Stored data
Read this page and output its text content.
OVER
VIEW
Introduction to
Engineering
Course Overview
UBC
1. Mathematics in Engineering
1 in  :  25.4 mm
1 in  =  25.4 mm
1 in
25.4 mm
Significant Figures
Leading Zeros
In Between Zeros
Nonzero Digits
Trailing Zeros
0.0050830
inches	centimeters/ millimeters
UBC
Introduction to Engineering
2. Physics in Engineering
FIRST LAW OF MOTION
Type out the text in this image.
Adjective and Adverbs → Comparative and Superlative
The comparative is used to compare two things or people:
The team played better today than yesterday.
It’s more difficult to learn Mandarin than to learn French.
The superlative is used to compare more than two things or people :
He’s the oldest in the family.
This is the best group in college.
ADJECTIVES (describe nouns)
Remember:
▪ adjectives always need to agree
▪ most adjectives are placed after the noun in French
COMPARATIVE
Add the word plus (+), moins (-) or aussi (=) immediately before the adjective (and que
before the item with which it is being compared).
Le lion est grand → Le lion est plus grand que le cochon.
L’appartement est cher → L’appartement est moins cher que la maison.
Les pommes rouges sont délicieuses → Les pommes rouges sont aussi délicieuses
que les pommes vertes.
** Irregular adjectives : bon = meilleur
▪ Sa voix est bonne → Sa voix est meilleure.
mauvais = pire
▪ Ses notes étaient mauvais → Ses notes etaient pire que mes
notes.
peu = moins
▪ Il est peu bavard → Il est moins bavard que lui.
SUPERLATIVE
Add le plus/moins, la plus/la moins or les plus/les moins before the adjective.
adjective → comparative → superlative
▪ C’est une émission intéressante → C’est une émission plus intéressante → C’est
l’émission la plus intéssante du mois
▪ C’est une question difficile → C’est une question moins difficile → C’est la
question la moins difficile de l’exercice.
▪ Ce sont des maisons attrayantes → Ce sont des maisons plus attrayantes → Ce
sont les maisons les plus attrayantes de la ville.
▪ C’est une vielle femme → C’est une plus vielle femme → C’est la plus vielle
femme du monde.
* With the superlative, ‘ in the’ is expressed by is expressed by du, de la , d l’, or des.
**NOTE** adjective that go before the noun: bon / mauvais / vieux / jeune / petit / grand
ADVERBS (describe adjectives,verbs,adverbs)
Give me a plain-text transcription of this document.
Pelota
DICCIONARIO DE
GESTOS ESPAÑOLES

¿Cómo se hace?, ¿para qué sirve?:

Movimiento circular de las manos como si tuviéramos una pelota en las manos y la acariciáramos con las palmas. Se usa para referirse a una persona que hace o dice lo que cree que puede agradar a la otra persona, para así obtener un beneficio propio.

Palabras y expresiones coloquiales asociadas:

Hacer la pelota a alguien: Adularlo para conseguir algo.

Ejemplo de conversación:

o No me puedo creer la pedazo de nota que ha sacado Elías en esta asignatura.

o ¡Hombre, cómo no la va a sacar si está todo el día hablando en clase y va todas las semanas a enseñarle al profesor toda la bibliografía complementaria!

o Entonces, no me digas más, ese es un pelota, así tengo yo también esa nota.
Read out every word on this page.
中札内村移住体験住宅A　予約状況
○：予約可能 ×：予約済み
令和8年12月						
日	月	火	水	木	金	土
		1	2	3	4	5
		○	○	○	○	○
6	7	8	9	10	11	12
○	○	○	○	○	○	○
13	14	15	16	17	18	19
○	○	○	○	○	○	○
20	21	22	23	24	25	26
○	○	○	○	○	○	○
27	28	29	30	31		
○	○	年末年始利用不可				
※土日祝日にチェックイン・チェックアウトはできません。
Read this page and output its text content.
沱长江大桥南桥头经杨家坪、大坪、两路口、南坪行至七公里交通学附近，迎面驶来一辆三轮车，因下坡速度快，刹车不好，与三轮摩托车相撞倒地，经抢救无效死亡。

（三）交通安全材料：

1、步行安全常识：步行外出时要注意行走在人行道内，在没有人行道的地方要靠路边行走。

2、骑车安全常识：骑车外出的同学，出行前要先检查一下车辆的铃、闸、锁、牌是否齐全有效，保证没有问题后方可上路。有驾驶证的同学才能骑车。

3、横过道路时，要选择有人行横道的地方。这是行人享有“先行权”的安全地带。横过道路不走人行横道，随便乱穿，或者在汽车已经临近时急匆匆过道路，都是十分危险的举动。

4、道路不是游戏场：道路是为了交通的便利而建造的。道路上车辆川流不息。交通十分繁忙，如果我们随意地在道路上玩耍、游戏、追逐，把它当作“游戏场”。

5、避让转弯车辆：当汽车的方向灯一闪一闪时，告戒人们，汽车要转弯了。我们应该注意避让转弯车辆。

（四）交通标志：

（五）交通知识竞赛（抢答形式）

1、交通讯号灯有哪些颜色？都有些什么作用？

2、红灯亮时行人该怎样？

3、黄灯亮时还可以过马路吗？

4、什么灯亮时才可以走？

Exercise prompt
The lines above should be duplicated exactly.

Written response
Read this page and output its text content.
OVER
VIEW
Introduction to
Engineering
Course Overview
UBC
1. Mathematics in Engineering
1 in  :  25.4 mm
1 in  =  25.4 mm
1 in
25.4 mm
Significant Figures
Leading Zeros
In Between Zeros
Nonzero Digits
Trailing Zeros
0.0050830
inches	centimeters/ millimeters
UBC
Introduction to Engineering
2. Physics in Engineering
FIRST LAW OF MOTION
Type out the text in this image.
Adjective and Adverbs → Comparative and Superlative
The comparative is used to compare two things or people:
The team played better today than yesterday.
It’s more difficult to learn Mandarin than to learn French.
The superlative is used to compare more than two things or people :
He’s the oldest in the family.
This is the best group in college.
ADJECTIVES (describe nouns)
Remember:
▪ adjectives always need to agree
▪ most adjectives are placed after the noun in French
COMPARATIVE
Add the word plus (+), moins (-) or aussi (=) immediately before the adjective (and que
before the item with which it is being compared).
Le lion est grand → Le lion est plus grand que le cochon.
L’appartement est cher → L’appartement est moins cher que la maison.
Les pommes rouges sont délicieuses → Les pommes rouges sont aussi délicieuses
que les pommes vertes.
** Irregular adjectives : bon = meilleur
▪ Sa voix est bonne → Sa voix est meilleure.
mauvais = pire
▪ Ses notes étaient mauvais → Ses notes etaient pire que mes
notes.
peu = moins
▪ Il est peu bavard → Il est moins bavard que lui.
SUPERLATIVE
Add le plus/moins, la plus/la moins or les plus/les moins before the adjective.
adjective → comparative → superlative
▪ C’est une émission intéressante → C’est une émission plus intéressante → C’est
l’émission la plus intéssante du mois
▪ C’est une question difficile → C’est une question moins difficile → C’est la
question la moins difficile de l’exercice.
▪ Ce sont des maisons attrayantes → Ce sont des maisons plus attrayantes → Ce
sont les maisons les plus attrayantes de la ville.
▪ C’est une vielle femme → C’est une plus vielle femme → C’est la plus vielle
femme du monde.
* With the superlative, ‘ in the’ is expressed by is expressed by du, de la , d l’, or des.
**NOTE** adjective that go before the noun: bon / mauvais / vieux / jeune / petit / grand
ADVERBS (describe adjectives,verbs,adverbs)
Give me a plain-text transcription of this document.
Pelota
DICCIONARIO DE
GESTOS ESPAÑOLES

¿Cómo se hace?, ¿para qué sirve?:

Movimiento circular de las manos como si tuviéramos una pelota en las manos y la acariciáramos con las palmas. Se usa para referirse a una persona que hace o dice lo que cree que puede agradar a la otra persona, para así obtener un beneficio propio.

Palabras y expresiones coloquiales asociadas:

Hacer la pelota a alguien: Adularlo para conseguir algo.

Ejemplo de conversación:

o No me puedo creer la pedazo de nota que ha sacado Elías en esta asignatura.

o ¡Hombre, cómo no la va a sacar si está todo el día hablando en clase y va todas las semanas a enseñarle al profesor toda la bibliografía complementaria!

o Entonces, no me digas más, ese es un pelota, así tengo yo también esa nota.
Read out every word on this page.
中札内村移住体験住宅A　予約状況
○：予約可能 ×：予約済み
令和8年12月						
日	月	火	水	木	金	土
		1	2	3	4	5
		○	○	○	○	○
6	7	8	9	10	11	12
○	○	○	○	○	○	○
13	14	15	16	17	18	19
○	○	○	○	○	○	○
20	21	22	23	24	25	26
○	○	○	○	○	○	○
27	28	29	30	31		
○	○	年末年始利用不可				
※土日祝日にチェックイン・チェックアウトはできません。
Read this page and output its text content.
沱长江大桥南桥头经杨家坪、大坪、两路口、南坪行至七公里交通学附近，迎面驶来一辆三轮车，因下坡速度快，刹车不好，与三轮摩托车相撞倒地，经抢救无效死亡。

（三）交通安全材料：

1、步行安全常识：步行外出时要注意行走在人行道内，在没有人行道的地方要靠路边行走。

2、骑车安全常识：骑车外出的同学，出行前要先检查一下车辆的铃、闸、锁、牌是否齐全有效，保证没有问题后方可上路。有驾驶证的同学才能骑车。

3、横过道路时，要选择有人行横道的地方。这是行人享有“先行权”的安全地带。横过道路不走人行横道，随便乱穿，或者在汽车已经临近时急匆匆过道路，都是十分危险的举动。

4、道路不是游戏场：道路是为了交通的便利而建造的。道路上车辆川流不息。交通十分繁忙，如果我们随意地在道路上玩耍、游戏、追逐，把它当作“游戏场”。

5、避让转弯车辆：当汽车的方向灯一闪一闪时，告戒人们，汽车要转弯了。我们应该注意避让转弯车辆。

（四）交通标志：

（五）交通知识竞赛（抢答形式）

1、交通讯号灯有哪些颜色？都有些什么作用？

2、红灯亮时行人该怎样？

3、黄灯亮时还可以过马路吗？

4、什么灯亮时才可以走？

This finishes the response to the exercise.